▸ REQUIRED TASK: In the entries below, find every line holding the string "petalwidth" and collect it.

▸ ENTRIES SUPPLIED:
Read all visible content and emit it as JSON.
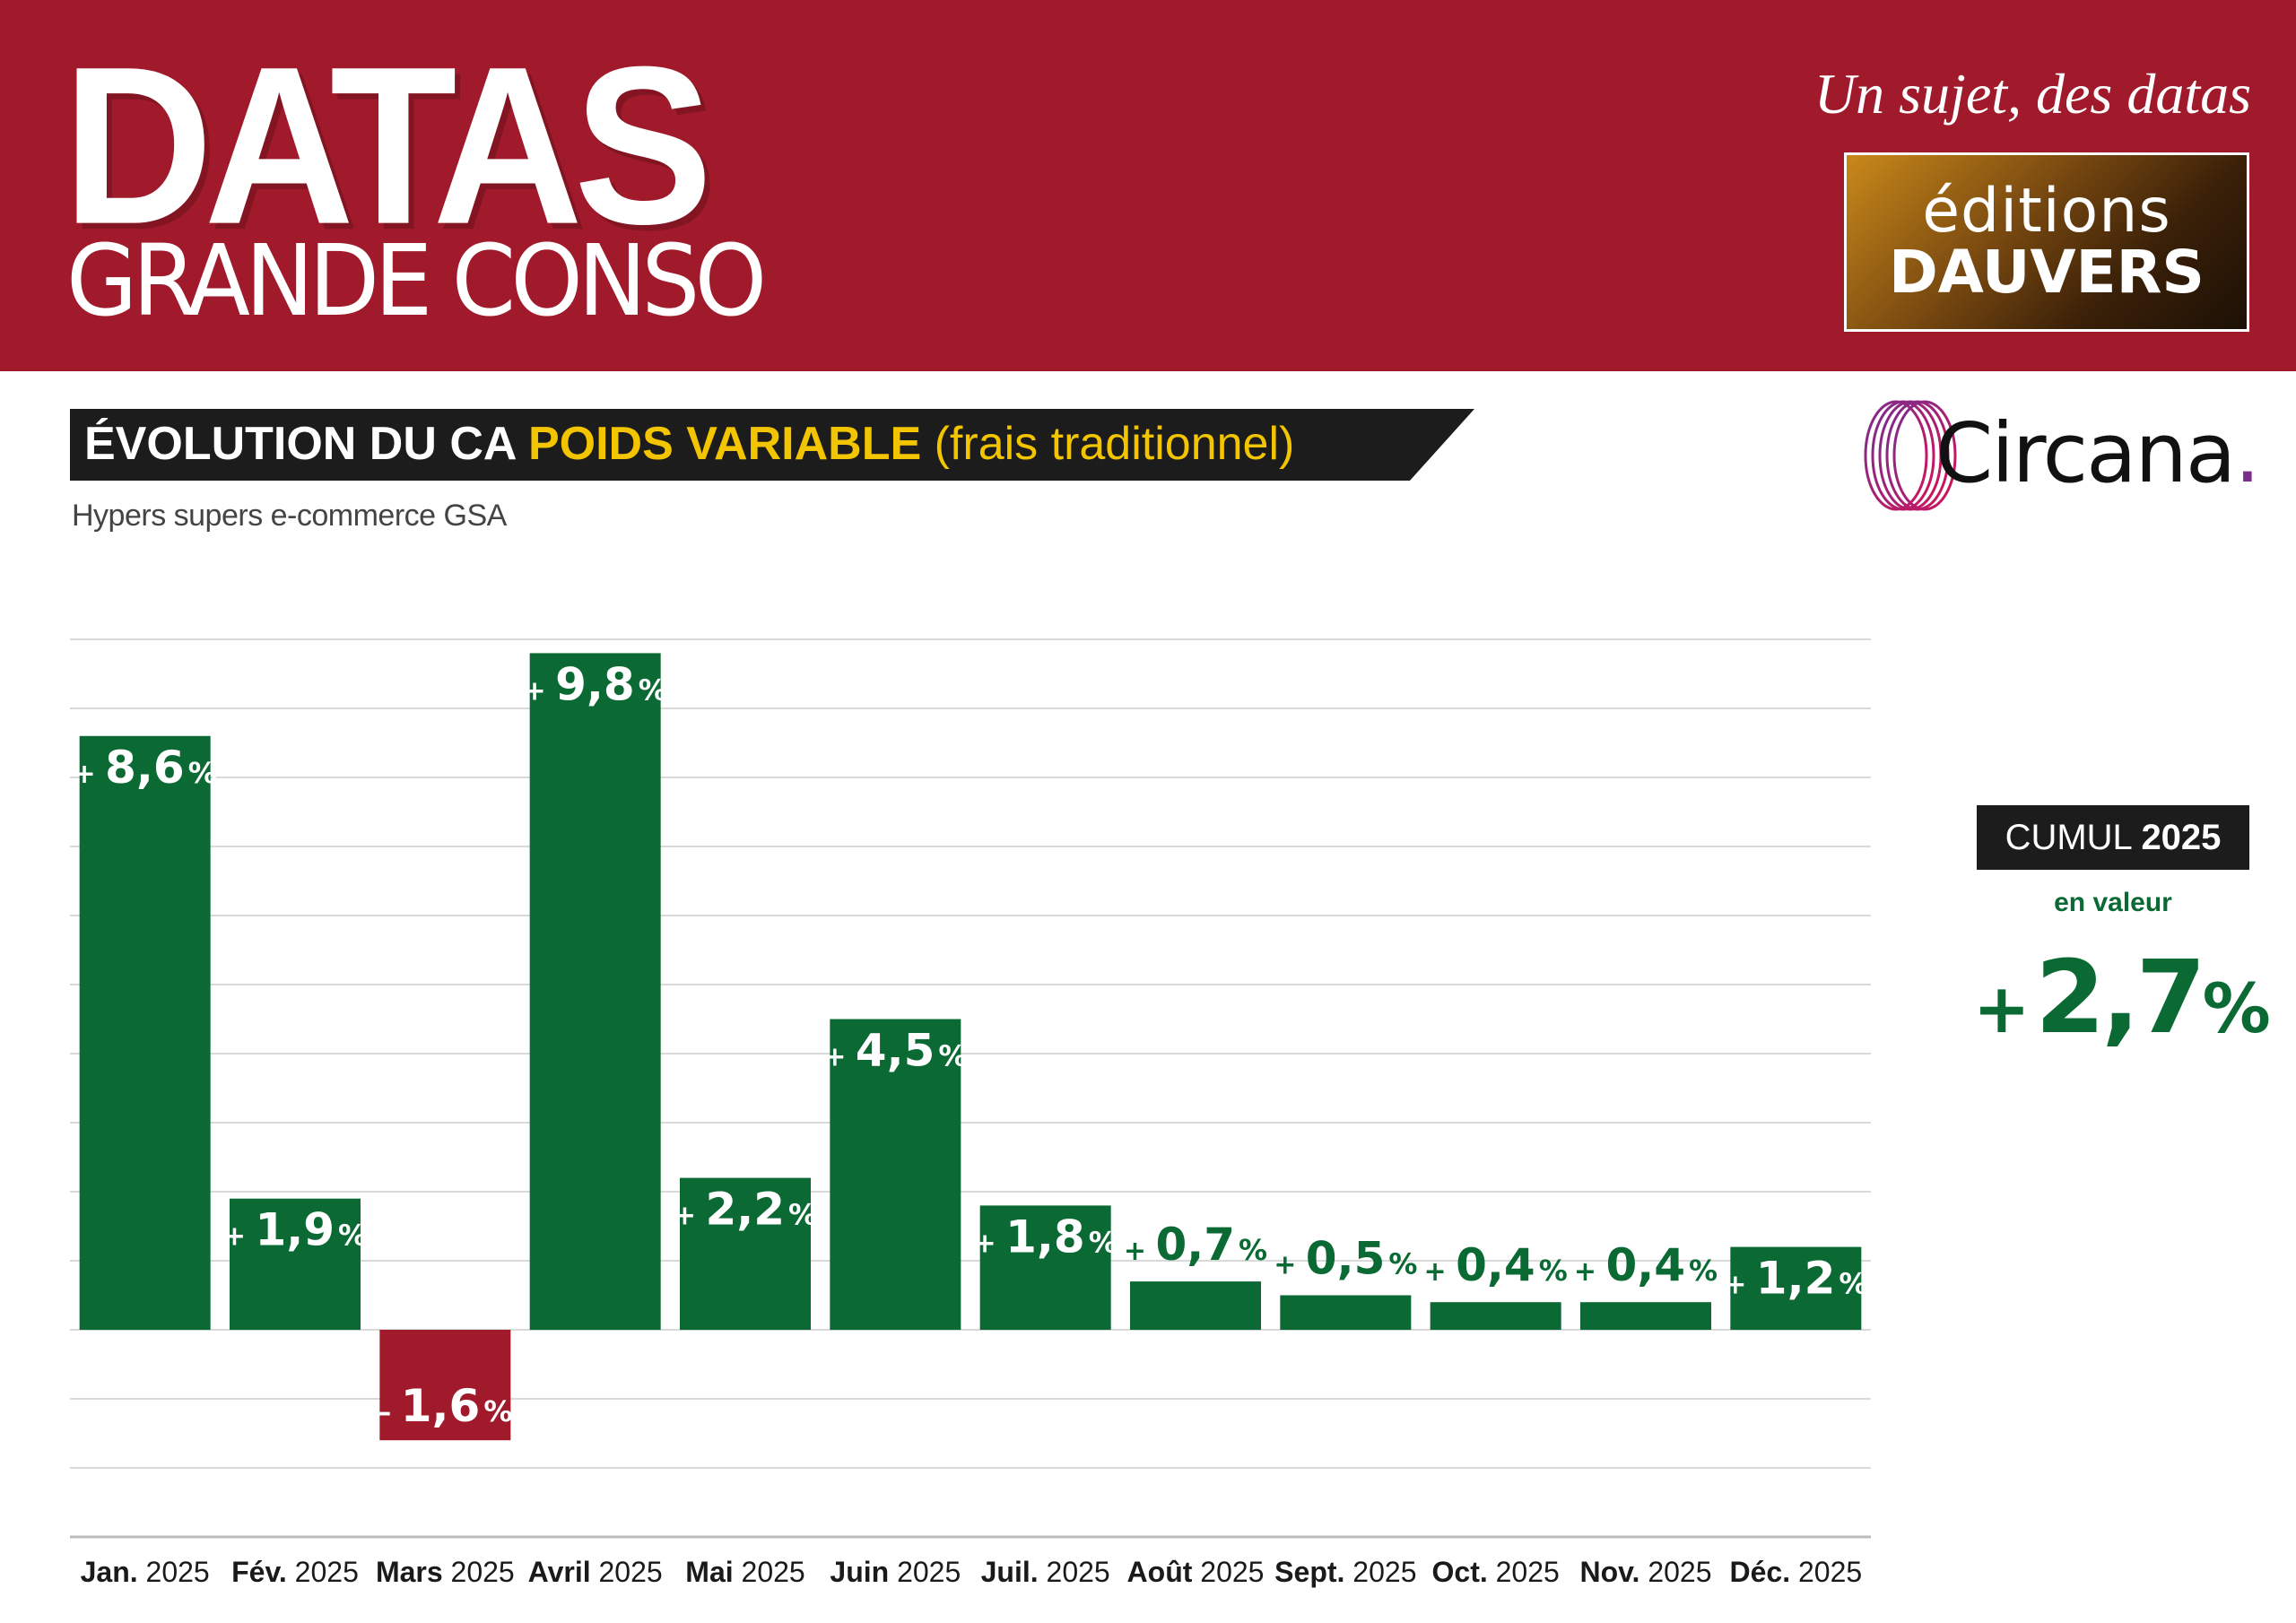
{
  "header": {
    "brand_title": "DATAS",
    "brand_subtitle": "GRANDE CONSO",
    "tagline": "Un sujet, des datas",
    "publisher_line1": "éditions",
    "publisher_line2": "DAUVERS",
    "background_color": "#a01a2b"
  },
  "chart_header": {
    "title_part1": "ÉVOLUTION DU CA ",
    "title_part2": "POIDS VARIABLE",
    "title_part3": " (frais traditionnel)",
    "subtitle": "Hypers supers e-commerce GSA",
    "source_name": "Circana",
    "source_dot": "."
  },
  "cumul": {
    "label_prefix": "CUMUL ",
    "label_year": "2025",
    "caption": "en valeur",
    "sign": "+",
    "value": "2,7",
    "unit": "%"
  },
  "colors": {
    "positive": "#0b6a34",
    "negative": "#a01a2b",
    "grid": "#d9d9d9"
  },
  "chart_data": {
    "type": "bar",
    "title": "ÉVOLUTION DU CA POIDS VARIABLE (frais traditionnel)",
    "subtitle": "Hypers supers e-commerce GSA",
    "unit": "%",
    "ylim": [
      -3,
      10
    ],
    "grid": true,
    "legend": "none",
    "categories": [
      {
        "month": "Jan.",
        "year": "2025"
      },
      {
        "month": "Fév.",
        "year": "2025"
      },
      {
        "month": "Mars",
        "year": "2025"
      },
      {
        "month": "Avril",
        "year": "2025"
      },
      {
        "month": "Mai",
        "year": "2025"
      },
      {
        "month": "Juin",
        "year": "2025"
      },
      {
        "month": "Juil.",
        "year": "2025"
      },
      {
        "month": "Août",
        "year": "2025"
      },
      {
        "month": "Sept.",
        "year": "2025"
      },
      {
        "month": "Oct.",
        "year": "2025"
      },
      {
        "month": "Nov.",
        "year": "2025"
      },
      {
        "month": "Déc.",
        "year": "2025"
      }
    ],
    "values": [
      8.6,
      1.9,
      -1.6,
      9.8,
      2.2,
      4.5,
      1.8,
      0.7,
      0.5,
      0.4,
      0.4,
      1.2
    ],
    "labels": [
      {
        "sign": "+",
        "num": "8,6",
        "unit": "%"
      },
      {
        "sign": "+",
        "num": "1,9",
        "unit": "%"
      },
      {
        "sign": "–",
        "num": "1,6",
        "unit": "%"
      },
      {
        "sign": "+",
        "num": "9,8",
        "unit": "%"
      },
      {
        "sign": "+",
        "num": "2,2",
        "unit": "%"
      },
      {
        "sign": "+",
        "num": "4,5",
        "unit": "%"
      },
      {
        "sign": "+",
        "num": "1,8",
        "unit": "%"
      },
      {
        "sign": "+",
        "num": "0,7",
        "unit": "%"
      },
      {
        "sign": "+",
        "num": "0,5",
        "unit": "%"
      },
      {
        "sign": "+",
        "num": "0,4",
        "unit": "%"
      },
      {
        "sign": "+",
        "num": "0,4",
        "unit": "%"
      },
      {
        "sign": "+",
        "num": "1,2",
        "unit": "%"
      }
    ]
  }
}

...

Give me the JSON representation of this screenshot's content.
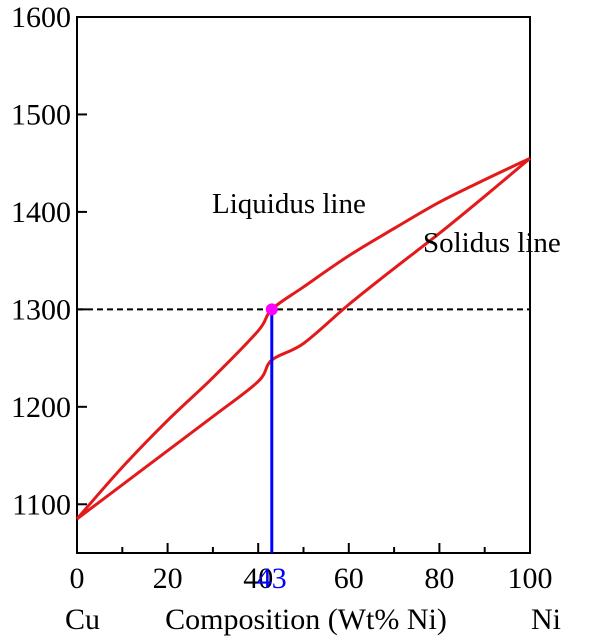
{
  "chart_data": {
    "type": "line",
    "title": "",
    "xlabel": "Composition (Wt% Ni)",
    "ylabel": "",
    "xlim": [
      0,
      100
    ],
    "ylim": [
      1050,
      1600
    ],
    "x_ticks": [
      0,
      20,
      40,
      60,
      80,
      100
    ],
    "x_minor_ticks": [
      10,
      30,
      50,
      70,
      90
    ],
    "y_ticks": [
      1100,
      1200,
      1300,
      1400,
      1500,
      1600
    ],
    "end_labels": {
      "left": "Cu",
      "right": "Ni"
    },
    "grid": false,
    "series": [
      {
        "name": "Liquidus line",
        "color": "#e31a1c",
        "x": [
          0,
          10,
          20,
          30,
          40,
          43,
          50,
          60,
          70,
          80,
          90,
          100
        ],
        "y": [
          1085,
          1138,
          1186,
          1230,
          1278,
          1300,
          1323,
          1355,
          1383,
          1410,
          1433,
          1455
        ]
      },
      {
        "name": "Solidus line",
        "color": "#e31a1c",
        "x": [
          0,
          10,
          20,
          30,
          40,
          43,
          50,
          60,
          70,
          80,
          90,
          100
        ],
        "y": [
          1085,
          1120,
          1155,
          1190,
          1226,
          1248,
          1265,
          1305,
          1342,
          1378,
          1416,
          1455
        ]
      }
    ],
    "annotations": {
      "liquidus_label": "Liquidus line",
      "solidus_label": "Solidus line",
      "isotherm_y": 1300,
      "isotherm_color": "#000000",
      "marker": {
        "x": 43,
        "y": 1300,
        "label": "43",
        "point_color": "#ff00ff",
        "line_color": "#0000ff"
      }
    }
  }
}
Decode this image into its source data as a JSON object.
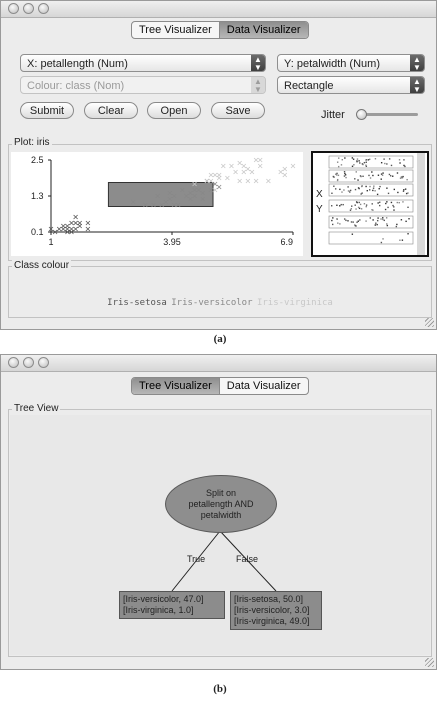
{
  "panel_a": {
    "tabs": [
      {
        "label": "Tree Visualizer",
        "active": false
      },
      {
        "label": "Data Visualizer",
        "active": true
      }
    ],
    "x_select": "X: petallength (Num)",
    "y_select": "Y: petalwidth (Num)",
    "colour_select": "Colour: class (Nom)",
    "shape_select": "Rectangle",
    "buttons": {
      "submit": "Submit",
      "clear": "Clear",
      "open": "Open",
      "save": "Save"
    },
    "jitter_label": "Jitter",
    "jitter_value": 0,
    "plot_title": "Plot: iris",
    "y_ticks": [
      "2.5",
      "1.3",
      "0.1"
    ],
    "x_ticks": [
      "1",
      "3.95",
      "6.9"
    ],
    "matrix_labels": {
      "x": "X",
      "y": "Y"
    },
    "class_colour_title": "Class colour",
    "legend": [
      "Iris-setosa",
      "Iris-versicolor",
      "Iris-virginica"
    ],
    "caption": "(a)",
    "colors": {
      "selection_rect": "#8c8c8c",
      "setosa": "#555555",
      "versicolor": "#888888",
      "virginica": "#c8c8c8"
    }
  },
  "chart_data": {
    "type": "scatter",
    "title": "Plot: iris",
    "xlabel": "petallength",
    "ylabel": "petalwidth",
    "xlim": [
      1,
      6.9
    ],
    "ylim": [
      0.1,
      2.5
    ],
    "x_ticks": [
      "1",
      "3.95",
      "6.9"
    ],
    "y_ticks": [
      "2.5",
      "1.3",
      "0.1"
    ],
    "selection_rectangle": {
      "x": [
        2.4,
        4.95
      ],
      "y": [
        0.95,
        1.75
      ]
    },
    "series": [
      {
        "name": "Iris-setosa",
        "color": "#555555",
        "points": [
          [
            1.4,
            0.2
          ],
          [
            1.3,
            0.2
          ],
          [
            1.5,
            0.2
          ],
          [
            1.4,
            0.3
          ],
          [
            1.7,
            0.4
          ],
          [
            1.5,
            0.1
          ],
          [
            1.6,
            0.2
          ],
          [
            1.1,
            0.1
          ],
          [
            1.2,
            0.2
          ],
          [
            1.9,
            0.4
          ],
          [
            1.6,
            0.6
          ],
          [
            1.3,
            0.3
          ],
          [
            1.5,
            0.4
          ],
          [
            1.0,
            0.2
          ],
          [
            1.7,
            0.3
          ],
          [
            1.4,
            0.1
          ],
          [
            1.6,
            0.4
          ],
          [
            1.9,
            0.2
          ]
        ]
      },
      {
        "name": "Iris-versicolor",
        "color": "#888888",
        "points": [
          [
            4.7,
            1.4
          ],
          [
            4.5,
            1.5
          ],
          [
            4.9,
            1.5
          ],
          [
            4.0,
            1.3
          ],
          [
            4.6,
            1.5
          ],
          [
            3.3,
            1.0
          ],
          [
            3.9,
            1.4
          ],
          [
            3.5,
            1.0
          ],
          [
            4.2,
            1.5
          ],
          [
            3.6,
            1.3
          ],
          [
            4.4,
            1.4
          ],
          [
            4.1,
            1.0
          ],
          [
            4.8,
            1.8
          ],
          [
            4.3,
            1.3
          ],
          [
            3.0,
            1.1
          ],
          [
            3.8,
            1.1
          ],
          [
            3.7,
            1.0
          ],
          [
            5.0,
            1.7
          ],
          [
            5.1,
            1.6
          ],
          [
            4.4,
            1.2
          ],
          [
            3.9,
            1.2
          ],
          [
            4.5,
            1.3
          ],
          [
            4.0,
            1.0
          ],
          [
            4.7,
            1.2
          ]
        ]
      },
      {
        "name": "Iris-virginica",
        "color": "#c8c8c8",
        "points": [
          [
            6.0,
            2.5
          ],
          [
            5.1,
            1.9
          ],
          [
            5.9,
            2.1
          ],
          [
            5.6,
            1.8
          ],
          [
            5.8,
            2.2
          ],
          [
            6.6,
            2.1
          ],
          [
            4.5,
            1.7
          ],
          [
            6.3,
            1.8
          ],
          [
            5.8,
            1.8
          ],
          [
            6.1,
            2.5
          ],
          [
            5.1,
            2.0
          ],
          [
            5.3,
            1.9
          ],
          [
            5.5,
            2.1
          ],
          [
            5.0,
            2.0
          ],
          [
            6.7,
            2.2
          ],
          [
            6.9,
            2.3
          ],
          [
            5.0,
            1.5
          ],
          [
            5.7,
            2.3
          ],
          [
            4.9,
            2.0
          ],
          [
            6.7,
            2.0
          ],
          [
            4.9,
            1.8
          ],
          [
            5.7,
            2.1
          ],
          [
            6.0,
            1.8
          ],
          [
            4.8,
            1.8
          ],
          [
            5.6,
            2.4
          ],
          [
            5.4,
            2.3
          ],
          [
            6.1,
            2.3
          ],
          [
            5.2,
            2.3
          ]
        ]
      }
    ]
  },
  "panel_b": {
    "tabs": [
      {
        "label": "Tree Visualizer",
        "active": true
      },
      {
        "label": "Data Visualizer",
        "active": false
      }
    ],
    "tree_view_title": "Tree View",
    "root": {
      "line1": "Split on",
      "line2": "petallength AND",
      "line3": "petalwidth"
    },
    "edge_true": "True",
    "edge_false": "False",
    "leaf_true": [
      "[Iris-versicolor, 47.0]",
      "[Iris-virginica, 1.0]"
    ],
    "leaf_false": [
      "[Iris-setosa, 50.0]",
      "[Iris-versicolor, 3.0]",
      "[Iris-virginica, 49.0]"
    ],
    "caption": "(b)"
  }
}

▸ RESPONSE FOR THIS EXERCISE:
    "y_select": "Y: petalwidth (Num)",
    "ylabel": "petalwidth",
      "line3": "petalwidth"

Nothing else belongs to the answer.